# WHAT TO WORK ON
Compute the number of lines that include the string "name", then output that number and nothing else.

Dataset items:
:::

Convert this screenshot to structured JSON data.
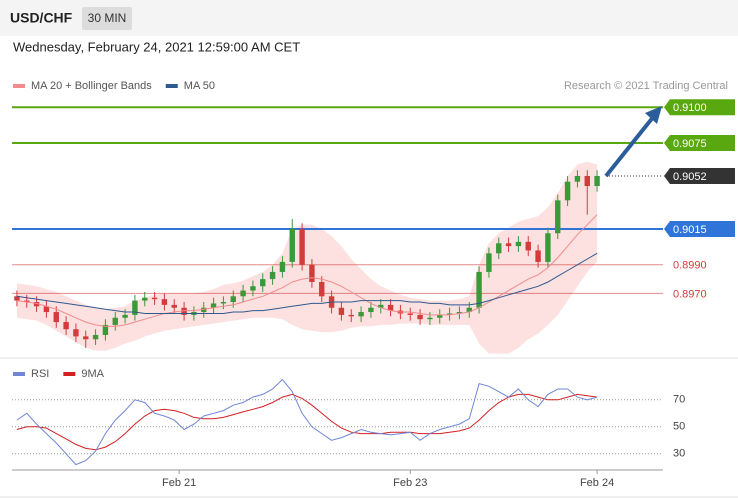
{
  "header": {
    "symbol": "USD/CHF",
    "timeframe": "30 MIN",
    "datetime": "Wednesday, February 24, 2021 12:59:00 AM CET",
    "credit": "Research © 2021 Trading Central"
  },
  "chart_data": [
    {
      "type": "candlestick",
      "up_color": "#3a9a3a",
      "down_color": "#d23c3c",
      "xlim": [
        -0.5,
        59.5
      ],
      "ylim": [
        0.8927,
        0.9126
      ],
      "open": [
        0.8968,
        0.8965,
        0.8964,
        0.8961,
        0.8957,
        0.895,
        0.8945,
        0.894,
        0.8938,
        0.8941,
        0.8948,
        0.8953,
        0.8955,
        0.8965,
        0.8967,
        0.8966,
        0.8962,
        0.896,
        0.8955,
        0.8957,
        0.896,
        0.8963,
        0.8964,
        0.8968,
        0.8972,
        0.8975,
        0.898,
        0.8985,
        0.8992,
        0.9015,
        0.899,
        0.8978,
        0.8968,
        0.896,
        0.8955,
        0.8954,
        0.8957,
        0.896,
        0.8962,
        0.8958,
        0.8956,
        0.8955,
        0.8952,
        0.8953,
        0.8955,
        0.8956,
        0.8957,
        0.896,
        0.8985,
        0.8998,
        0.9005,
        0.9003,
        0.9006,
        0.9,
        0.8992,
        0.9012,
        0.9035,
        0.9048,
        0.9052,
        0.9045
      ],
      "high": [
        0.8972,
        0.8969,
        0.8968,
        0.8965,
        0.8961,
        0.8954,
        0.8949,
        0.8944,
        0.8945,
        0.8952,
        0.8957,
        0.8959,
        0.8969,
        0.8971,
        0.8971,
        0.897,
        0.8966,
        0.8964,
        0.8961,
        0.8964,
        0.8967,
        0.8968,
        0.8972,
        0.8976,
        0.8979,
        0.8984,
        0.8989,
        0.8996,
        0.9022,
        0.9019,
        0.8994,
        0.8982,
        0.8972,
        0.8964,
        0.8959,
        0.8961,
        0.8964,
        0.8966,
        0.8966,
        0.8962,
        0.896,
        0.8959,
        0.8957,
        0.8959,
        0.896,
        0.8961,
        0.8964,
        0.8989,
        0.9002,
        0.9009,
        0.9009,
        0.901,
        0.901,
        0.9004,
        0.9016,
        0.9039,
        0.9052,
        0.9056,
        0.9056,
        0.9056
      ],
      "low": [
        0.8961,
        0.896,
        0.8957,
        0.8953,
        0.8946,
        0.8941,
        0.8936,
        0.8932,
        0.8934,
        0.8937,
        0.8944,
        0.8949,
        0.8951,
        0.8961,
        0.8962,
        0.8958,
        0.8956,
        0.8951,
        0.8951,
        0.8953,
        0.8956,
        0.8959,
        0.896,
        0.8964,
        0.8968,
        0.8971,
        0.8976,
        0.8981,
        0.8988,
        0.8986,
        0.8974,
        0.8964,
        0.8956,
        0.8951,
        0.895,
        0.895,
        0.8953,
        0.8956,
        0.8954,
        0.8952,
        0.8951,
        0.8948,
        0.8948,
        0.8949,
        0.8951,
        0.8952,
        0.8953,
        0.8956,
        0.8981,
        0.8994,
        0.8999,
        0.8999,
        0.8996,
        0.8988,
        0.8988,
        0.9008,
        0.9031,
        0.9044,
        0.9025,
        0.9041
      ],
      "close": [
        0.8965,
        0.8964,
        0.8961,
        0.8957,
        0.895,
        0.8945,
        0.894,
        0.8938,
        0.8941,
        0.8948,
        0.8953,
        0.8955,
        0.8965,
        0.8967,
        0.8966,
        0.8962,
        0.896,
        0.8955,
        0.8957,
        0.896,
        0.8963,
        0.8964,
        0.8968,
        0.8972,
        0.8975,
        0.898,
        0.8985,
        0.8992,
        0.9015,
        0.899,
        0.8978,
        0.8968,
        0.896,
        0.8955,
        0.8954,
        0.8957,
        0.896,
        0.8962,
        0.8958,
        0.8956,
        0.8955,
        0.8952,
        0.8953,
        0.8955,
        0.8956,
        0.8957,
        0.896,
        0.8985,
        0.8998,
        0.9005,
        0.9003,
        0.9006,
        0.9,
        0.8992,
        0.9012,
        0.9035,
        0.9048,
        0.9052,
        0.9045,
        0.9052
      ],
      "series": [
        {
          "name": "MA 20 + Bollinger Bands",
          "color": "#f08c8c",
          "band_color": "#fde0e0",
          "values": [
            0.8965,
            0.8964,
            0.8963,
            0.8961,
            0.8959,
            0.8956,
            0.8953,
            0.895,
            0.8948,
            0.8947,
            0.8947,
            0.8948,
            0.895,
            0.8952,
            0.8954,
            0.8956,
            0.8957,
            0.8958,
            0.8958,
            0.8959,
            0.896,
            0.8961,
            0.8962,
            0.8964,
            0.8966,
            0.8968,
            0.8971,
            0.8974,
            0.8978,
            0.898,
            0.8981,
            0.898,
            0.8978,
            0.8975,
            0.8971,
            0.8967,
            0.8963,
            0.896,
            0.8958,
            0.8957,
            0.8957,
            0.8956,
            0.8955,
            0.8955,
            0.8955,
            0.8956,
            0.8957,
            0.896,
            0.8964,
            0.8968,
            0.8972,
            0.8976,
            0.898,
            0.8983,
            0.8988,
            0.8995,
            0.9003,
            0.9011,
            0.9018,
            0.9025
          ],
          "upper": [
            0.8977,
            0.8976,
            0.8975,
            0.8973,
            0.8971,
            0.8968,
            0.8965,
            0.8962,
            0.896,
            0.8959,
            0.896,
            0.8961,
            0.8965,
            0.8967,
            0.8969,
            0.897,
            0.897,
            0.897,
            0.897,
            0.8971,
            0.8973,
            0.8976,
            0.8977,
            0.8979,
            0.8982,
            0.8985,
            0.899,
            0.8998,
            0.9015,
            0.9018,
            0.9018,
            0.9015,
            0.901,
            0.9003,
            0.8994,
            0.8987,
            0.898,
            0.8975,
            0.8972,
            0.8969,
            0.8967,
            0.8966,
            0.8965,
            0.8965,
            0.8965,
            0.8966,
            0.8968,
            0.899,
            0.9005,
            0.9012,
            0.9016,
            0.902,
            0.9022,
            0.9024,
            0.903,
            0.904,
            0.9052,
            0.906,
            0.9062,
            0.906
          ],
          "lower": [
            0.8953,
            0.8952,
            0.8951,
            0.8948,
            0.8944,
            0.894,
            0.8936,
            0.8932,
            0.893,
            0.893,
            0.8932,
            0.8935,
            0.8937,
            0.894,
            0.8942,
            0.8944,
            0.8945,
            0.8946,
            0.8947,
            0.8948,
            0.8949,
            0.895,
            0.8951,
            0.8952,
            0.8953,
            0.8953,
            0.8953,
            0.8952,
            0.8948,
            0.8945,
            0.8944,
            0.8943,
            0.8943,
            0.8944,
            0.8946,
            0.8947,
            0.8947,
            0.8948,
            0.8948,
            0.8949,
            0.8949,
            0.8949,
            0.8948,
            0.8948,
            0.8948,
            0.8948,
            0.8948,
            0.8935,
            0.8928,
            0.8928,
            0.8928,
            0.8932,
            0.8938,
            0.8942,
            0.8948,
            0.8955,
            0.8965,
            0.8975,
            0.8985,
            0.8992
          ]
        },
        {
          "name": "MA 50",
          "color": "#2f5a8f",
          "values": [
            0.8968,
            0.8967,
            0.8966,
            0.8965,
            0.8964,
            0.8963,
            0.8962,
            0.8961,
            0.896,
            0.8959,
            0.8958,
            0.8957,
            0.8957,
            0.8956,
            0.8956,
            0.8956,
            0.8956,
            0.8956,
            0.8956,
            0.8956,
            0.8956,
            0.8956,
            0.8957,
            0.8957,
            0.8958,
            0.8958,
            0.8959,
            0.896,
            0.8961,
            0.8962,
            0.8963,
            0.8963,
            0.8964,
            0.8964,
            0.8964,
            0.8965,
            0.8965,
            0.8965,
            0.8965,
            0.8965,
            0.8964,
            0.8964,
            0.8963,
            0.8963,
            0.8962,
            0.8962,
            0.8962,
            0.8963,
            0.8965,
            0.8967,
            0.8969,
            0.8971,
            0.8973,
            0.8975,
            0.8978,
            0.8982,
            0.8986,
            0.899,
            0.8994,
            0.8998
          ]
        }
      ],
      "levels": [
        {
          "value": 0.91,
          "label": "0.9100",
          "color": "#5aa80f",
          "style": "solid",
          "boxed": true
        },
        {
          "value": 0.9075,
          "label": "0.9075",
          "color": "#5aa80f",
          "style": "solid",
          "boxed": true
        },
        {
          "value": 0.9052,
          "label": "0.9052",
          "color": "#333333",
          "style": "dotted",
          "boxed": true
        },
        {
          "value": 0.9015,
          "label": "0.9015",
          "color": "#2f74d8",
          "style": "solid",
          "boxed": true
        },
        {
          "value": 0.899,
          "label": "0.8990",
          "color": "#d23c3c",
          "style": "thin",
          "boxed": false
        },
        {
          "value": 0.897,
          "label": "0.8970",
          "color": "#d23c3c",
          "style": "thin",
          "boxed": false
        }
      ]
    },
    {
      "type": "line",
      "xlim": [
        -0.5,
        59.5
      ],
      "ylim": [
        18,
        98
      ],
      "yticks": [
        70,
        50,
        30
      ],
      "xticks": [
        {
          "value": 16.5,
          "label": "Feb 21"
        },
        {
          "value": 40,
          "label": "Feb 23"
        },
        {
          "value": 59,
          "label": "Feb 24"
        }
      ],
      "series": [
        {
          "name": "RSI",
          "color": "#6f86d6",
          "values": [
            55,
            60,
            52,
            45,
            38,
            30,
            22,
            25,
            32,
            45,
            55,
            62,
            70,
            68,
            60,
            58,
            55,
            48,
            52,
            58,
            60,
            62,
            66,
            68,
            72,
            74,
            78,
            85,
            76,
            60,
            50,
            45,
            40,
            42,
            45,
            48,
            46,
            45,
            44,
            45,
            46,
            40,
            45,
            48,
            50,
            52,
            56,
            82,
            80,
            76,
            72,
            78,
            70,
            65,
            74,
            78,
            78,
            72,
            70,
            72
          ]
        },
        {
          "name": "9MA",
          "color": "#d42020",
          "values": [
            48,
            50,
            50,
            49,
            45,
            41,
            37,
            34,
            33,
            35,
            39,
            45,
            52,
            58,
            62,
            63,
            62,
            60,
            57,
            56,
            56,
            57,
            59,
            61,
            63,
            65,
            68,
            72,
            74,
            71,
            66,
            60,
            54,
            49,
            46,
            45,
            45,
            45,
            46,
            46,
            46,
            45,
            45,
            45,
            46,
            47,
            49,
            55,
            62,
            68,
            72,
            74,
            74,
            72,
            70,
            70,
            72,
            74,
            73,
            72
          ]
        }
      ]
    }
  ]
}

:::

# RESPONSE TO THIS TASK
4